Data items
(begin)

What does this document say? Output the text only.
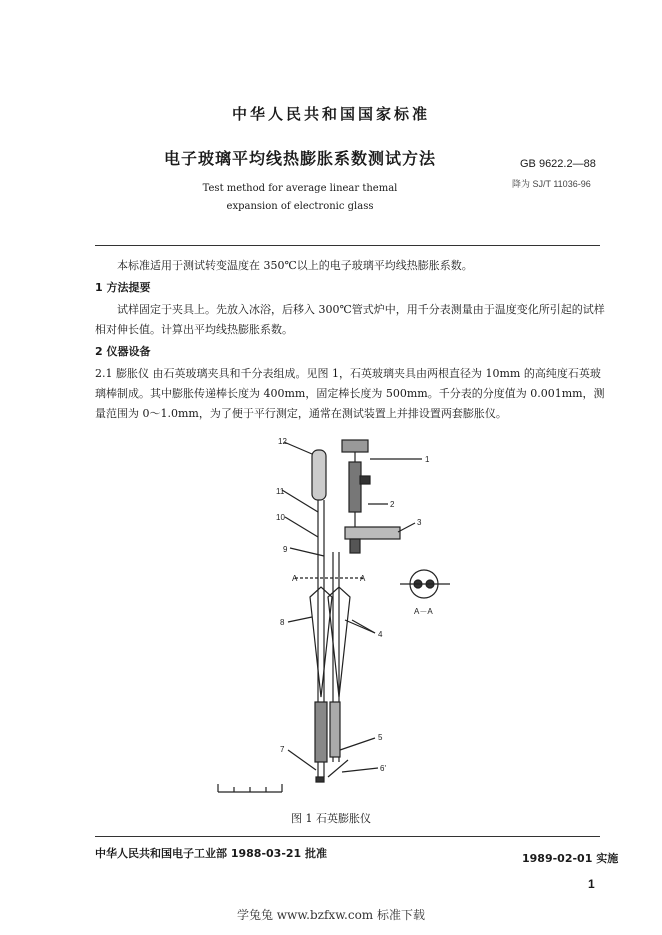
中华人民共和国国家标准
电子玻璃平均线热膨胀系数测试方法
Test method for average linear themal
expansion of electronic glass
GB 9622.2—88
降为 SJ/T 11036-96
本标准适用于测试转变温度在 350℃以上的电子玻璃平均线热膨胀系数。
1 方法提要
试样固定于夹具上。先放入冰浴，后移入 300℃管式炉中，用千分表测量由于温度变化所引起的试样相对伸长值。计算出平均线热膨胀系数。
2 仪器设备
2.1 膨胀仪 由石英玻璃夹具和千分表组成。见图 1，石英玻璃夹具由两根直径为 10mm 的高纯度石英玻璃棒制成。其中膨胀传递棒长度为 400mm，固定棒长度为 500mm。千分表的分度值为 0.001mm，测量范围为 0～1.0mm，为了便于平行测定，通常在测试装置上并排设置两套膨胀仪。
12
1
2
3
11
10
9
A	A
8
4
A－A
5
6'
7
图 1 石英膨胀仪
中华人民共和国电子工业部 1988-03-21 批准	1989-02-01 实施
1
学兔兔 www.bzfxw.com 标准下载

(end)

● **Problem**:
Output an exact copy of the material, with the pictures removed.

● **Reply**:
What does this document say? Output the text only.
中华人民共和国国家标准
电子玻璃平均线热膨胀系数测试方法
Test method for average linear themal
expansion of electronic glass
GB 9622.2—88
降为 SJ/T 11036-96
本标准适用于测试转变温度在 350℃以上的电子玻璃平均线热膨胀系数。
1 方法提要
试样固定于夹具上。先放入冰浴，后移入 300℃管式炉中，用千分表测量由于温度变化所引起的试样相对伸长值。计算出平均线热膨胀系数。
2 仪器设备
2.1 膨胀仪 由石英玻璃夹具和千分表组成。见图 1，石英玻璃夹具由两根直径为 10mm 的高纯度石英玻璃棒制成。其中膨胀传递棒长度为 400mm，固定棒长度为 500mm。千分表的分度值为 0.001mm，测量范围为 0～1.0mm，为了便于平行测定，通常在测试装置上并排设置两套膨胀仪。
12
1
2
3
11
10
9
A	A
8
4
A－A
5
6'
7
图 1 石英膨胀仪
中华人民共和国电子工业部 1988-03-21 批准	1989-02-01 实施
1
学兔兔 www.bzfxw.com 标准下载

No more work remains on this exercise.